* **Extracted entries**:

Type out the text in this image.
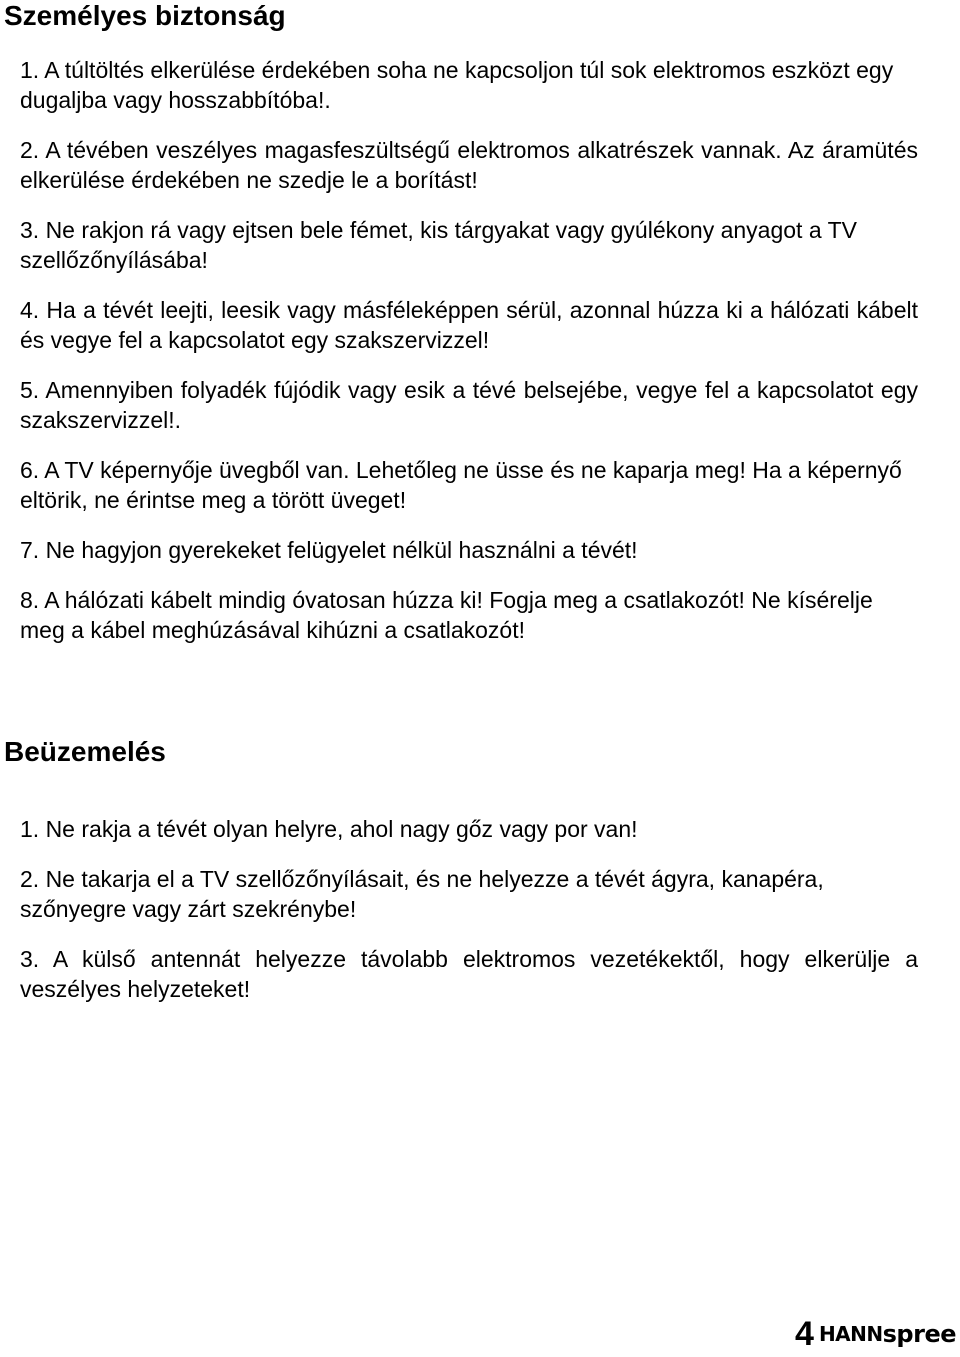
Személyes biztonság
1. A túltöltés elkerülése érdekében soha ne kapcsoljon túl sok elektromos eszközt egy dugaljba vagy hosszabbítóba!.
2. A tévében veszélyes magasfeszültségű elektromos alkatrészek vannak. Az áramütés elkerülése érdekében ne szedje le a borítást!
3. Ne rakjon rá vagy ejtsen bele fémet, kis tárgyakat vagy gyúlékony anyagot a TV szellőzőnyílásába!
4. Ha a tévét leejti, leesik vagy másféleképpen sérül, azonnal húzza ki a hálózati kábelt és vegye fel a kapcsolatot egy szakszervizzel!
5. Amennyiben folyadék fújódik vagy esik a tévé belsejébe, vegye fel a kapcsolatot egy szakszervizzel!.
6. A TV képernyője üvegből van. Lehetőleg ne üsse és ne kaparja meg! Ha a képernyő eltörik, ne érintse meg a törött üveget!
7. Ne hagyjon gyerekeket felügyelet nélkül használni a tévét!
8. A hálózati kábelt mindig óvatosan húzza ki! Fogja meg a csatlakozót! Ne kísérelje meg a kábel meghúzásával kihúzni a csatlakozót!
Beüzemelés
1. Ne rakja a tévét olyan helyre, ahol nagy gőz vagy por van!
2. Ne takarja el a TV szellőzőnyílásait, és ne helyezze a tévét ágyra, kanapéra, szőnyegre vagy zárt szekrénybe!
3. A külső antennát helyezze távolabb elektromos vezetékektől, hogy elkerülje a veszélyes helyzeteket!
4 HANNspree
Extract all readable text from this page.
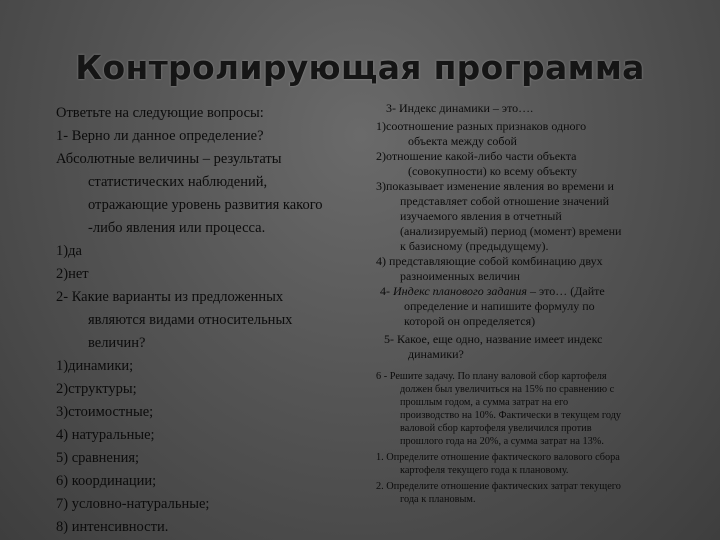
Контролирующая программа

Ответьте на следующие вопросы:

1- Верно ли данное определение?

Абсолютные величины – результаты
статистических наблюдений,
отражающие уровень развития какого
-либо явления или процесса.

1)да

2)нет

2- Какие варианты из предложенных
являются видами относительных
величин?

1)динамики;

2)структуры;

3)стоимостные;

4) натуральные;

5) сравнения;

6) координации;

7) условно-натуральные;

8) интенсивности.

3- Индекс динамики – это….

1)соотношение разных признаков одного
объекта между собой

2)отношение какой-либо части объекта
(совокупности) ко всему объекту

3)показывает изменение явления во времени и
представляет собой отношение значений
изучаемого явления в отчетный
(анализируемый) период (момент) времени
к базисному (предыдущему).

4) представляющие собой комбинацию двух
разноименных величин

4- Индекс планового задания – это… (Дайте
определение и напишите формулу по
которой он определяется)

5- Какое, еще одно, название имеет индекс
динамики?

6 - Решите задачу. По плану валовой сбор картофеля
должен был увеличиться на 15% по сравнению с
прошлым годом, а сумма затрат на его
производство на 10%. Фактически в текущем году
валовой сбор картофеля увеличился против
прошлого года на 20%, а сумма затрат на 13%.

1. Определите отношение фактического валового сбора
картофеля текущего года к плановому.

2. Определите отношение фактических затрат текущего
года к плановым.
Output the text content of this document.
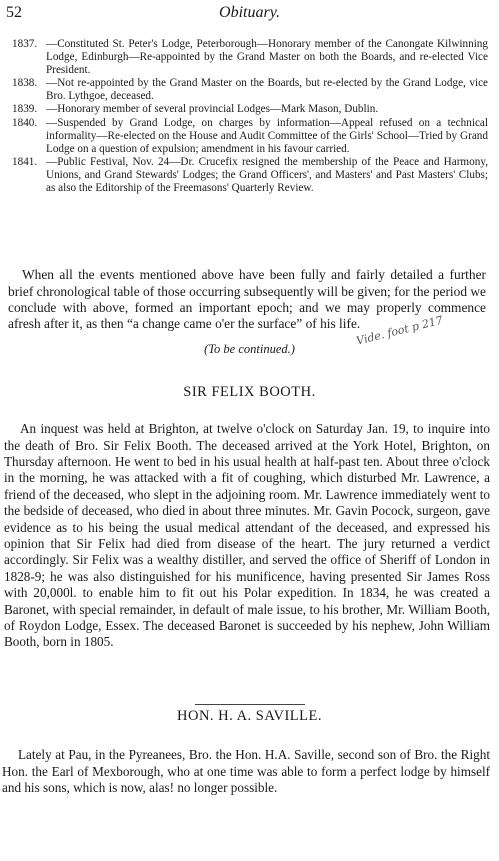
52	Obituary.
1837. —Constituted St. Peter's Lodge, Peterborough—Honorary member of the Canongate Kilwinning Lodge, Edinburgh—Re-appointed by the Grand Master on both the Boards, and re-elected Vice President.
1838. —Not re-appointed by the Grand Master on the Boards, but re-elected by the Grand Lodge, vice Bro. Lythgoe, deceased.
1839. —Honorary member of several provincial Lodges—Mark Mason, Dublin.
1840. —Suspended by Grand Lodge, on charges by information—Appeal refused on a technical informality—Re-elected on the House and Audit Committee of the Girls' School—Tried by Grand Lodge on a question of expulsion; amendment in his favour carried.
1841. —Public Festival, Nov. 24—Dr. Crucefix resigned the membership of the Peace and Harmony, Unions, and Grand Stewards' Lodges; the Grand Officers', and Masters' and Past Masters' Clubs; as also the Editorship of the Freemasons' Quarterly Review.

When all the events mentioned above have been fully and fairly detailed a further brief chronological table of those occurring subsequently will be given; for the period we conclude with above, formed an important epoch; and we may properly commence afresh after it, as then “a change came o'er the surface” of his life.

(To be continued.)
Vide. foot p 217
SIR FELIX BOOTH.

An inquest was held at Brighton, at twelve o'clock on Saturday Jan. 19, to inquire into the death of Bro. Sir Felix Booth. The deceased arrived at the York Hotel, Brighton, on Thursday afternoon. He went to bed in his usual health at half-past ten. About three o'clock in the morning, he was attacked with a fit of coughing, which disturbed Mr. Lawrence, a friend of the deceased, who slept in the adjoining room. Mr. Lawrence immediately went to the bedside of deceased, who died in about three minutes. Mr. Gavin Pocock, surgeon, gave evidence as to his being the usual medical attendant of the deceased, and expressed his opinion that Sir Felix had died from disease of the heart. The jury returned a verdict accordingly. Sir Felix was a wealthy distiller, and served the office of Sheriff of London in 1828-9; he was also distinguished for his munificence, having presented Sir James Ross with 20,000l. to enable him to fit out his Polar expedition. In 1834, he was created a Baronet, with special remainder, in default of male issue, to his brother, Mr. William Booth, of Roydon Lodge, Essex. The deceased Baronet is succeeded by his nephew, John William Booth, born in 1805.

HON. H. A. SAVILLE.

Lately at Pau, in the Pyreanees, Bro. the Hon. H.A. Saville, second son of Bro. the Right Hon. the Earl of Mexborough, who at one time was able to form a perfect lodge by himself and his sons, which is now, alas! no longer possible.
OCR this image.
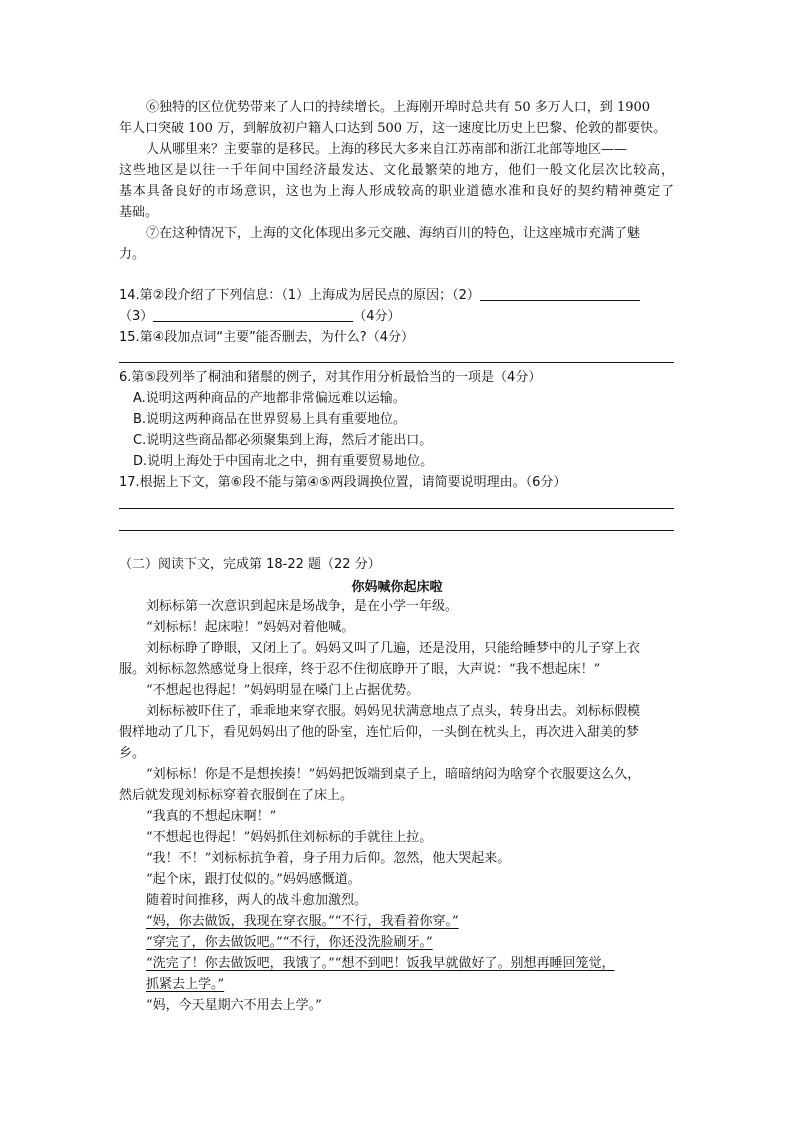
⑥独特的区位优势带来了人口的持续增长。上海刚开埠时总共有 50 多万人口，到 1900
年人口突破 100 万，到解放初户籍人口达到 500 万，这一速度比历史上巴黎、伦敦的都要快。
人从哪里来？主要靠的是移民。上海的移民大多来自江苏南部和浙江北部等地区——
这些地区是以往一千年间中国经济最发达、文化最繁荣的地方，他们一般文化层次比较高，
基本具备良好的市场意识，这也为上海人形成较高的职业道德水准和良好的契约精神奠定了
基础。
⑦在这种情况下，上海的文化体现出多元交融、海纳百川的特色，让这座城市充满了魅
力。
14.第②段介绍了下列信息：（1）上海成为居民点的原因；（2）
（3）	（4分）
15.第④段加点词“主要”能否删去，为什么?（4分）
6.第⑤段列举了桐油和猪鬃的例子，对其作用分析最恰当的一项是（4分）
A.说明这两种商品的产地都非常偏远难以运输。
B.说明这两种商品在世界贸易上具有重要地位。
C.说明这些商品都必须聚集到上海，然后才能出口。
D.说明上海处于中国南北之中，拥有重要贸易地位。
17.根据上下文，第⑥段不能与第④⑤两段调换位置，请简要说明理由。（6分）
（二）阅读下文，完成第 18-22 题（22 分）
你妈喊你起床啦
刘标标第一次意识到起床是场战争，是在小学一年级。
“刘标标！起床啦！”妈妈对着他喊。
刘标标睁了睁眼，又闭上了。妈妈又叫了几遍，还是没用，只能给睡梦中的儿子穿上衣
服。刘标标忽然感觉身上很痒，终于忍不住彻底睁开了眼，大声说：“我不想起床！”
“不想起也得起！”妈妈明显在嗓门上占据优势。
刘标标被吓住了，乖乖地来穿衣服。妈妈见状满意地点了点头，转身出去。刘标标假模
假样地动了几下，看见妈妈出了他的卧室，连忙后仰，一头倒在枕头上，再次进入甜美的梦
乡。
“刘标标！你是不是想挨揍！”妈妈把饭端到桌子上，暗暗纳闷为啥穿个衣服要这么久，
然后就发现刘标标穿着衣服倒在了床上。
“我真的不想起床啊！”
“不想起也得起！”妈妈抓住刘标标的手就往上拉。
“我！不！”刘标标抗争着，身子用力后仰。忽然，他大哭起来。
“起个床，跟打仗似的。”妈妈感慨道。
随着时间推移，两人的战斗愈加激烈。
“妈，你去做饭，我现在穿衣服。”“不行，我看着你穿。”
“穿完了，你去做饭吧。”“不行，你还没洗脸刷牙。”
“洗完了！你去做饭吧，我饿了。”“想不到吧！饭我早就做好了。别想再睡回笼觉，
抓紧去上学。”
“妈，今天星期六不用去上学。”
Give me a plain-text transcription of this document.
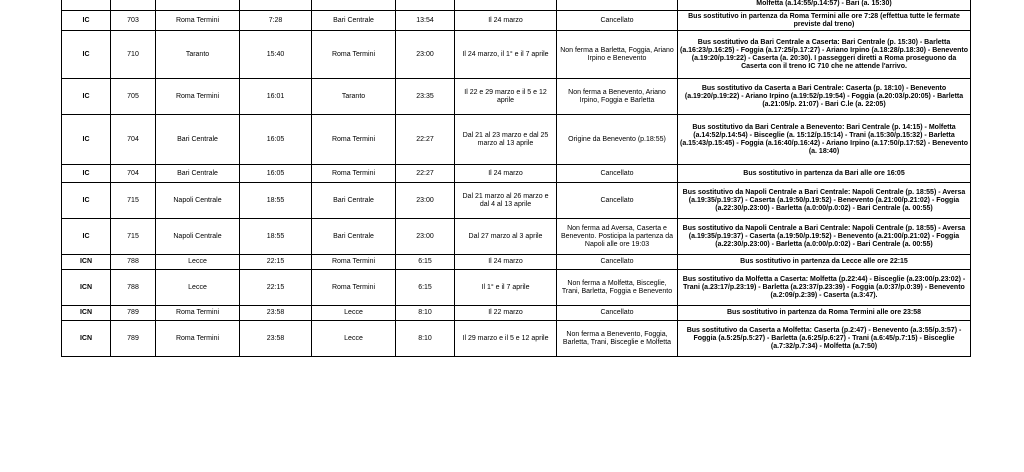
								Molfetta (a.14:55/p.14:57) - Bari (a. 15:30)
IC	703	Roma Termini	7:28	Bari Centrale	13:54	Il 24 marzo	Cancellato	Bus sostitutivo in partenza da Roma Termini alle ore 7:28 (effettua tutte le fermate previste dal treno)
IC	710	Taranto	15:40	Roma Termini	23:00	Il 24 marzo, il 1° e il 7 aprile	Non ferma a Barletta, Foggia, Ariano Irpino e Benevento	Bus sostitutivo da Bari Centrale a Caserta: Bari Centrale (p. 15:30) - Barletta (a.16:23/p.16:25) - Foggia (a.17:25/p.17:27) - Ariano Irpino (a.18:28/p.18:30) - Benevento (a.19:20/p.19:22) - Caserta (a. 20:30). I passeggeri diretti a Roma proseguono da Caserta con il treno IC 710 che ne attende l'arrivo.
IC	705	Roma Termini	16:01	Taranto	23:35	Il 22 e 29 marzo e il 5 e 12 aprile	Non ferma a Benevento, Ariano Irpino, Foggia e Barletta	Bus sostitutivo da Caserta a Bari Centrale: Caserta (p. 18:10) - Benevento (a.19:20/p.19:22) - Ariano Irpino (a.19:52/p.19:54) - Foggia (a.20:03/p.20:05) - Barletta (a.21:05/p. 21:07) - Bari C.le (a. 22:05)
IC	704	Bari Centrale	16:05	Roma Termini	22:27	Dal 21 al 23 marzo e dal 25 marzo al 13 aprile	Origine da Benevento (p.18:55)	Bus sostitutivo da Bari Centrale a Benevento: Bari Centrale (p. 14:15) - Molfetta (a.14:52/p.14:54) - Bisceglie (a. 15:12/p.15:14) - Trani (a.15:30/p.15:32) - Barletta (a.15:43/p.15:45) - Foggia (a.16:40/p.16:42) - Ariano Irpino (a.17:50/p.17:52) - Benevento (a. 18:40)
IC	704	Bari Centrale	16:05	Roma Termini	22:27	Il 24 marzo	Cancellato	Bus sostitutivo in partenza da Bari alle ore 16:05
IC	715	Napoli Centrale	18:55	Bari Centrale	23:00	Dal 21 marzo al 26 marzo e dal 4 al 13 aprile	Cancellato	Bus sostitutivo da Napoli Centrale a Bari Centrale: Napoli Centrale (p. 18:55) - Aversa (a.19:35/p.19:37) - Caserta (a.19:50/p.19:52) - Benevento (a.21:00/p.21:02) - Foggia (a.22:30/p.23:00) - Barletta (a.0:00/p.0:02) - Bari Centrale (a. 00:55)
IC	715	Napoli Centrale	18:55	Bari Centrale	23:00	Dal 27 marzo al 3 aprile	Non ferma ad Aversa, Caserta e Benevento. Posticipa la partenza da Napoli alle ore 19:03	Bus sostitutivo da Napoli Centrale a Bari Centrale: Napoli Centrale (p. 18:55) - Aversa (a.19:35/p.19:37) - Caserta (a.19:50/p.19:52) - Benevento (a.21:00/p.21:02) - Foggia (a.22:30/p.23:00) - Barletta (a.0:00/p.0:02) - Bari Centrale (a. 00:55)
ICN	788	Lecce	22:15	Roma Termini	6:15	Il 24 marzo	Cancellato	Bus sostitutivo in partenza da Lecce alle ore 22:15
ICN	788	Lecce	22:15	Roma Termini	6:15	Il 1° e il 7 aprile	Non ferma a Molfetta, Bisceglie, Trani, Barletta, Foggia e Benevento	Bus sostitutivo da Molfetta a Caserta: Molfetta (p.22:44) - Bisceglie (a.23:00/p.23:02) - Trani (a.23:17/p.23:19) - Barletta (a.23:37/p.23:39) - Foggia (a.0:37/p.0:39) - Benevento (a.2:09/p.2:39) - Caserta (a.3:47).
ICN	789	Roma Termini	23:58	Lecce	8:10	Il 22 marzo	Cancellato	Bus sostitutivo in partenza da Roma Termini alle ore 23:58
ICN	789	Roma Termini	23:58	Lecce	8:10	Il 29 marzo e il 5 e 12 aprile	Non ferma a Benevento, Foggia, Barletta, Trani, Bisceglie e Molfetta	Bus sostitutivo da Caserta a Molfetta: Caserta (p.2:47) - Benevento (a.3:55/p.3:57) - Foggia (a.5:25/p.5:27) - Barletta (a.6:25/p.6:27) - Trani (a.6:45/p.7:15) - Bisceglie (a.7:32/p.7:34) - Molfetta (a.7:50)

* **What to work on**:
Copy out every line holding the string "затрат".

* **Solved problem**:
прошлым годом, а сумма затрат на его
прошлого года на 20%, а сумма затрат на 13%.
2. Определите отношение фактических затрат текущего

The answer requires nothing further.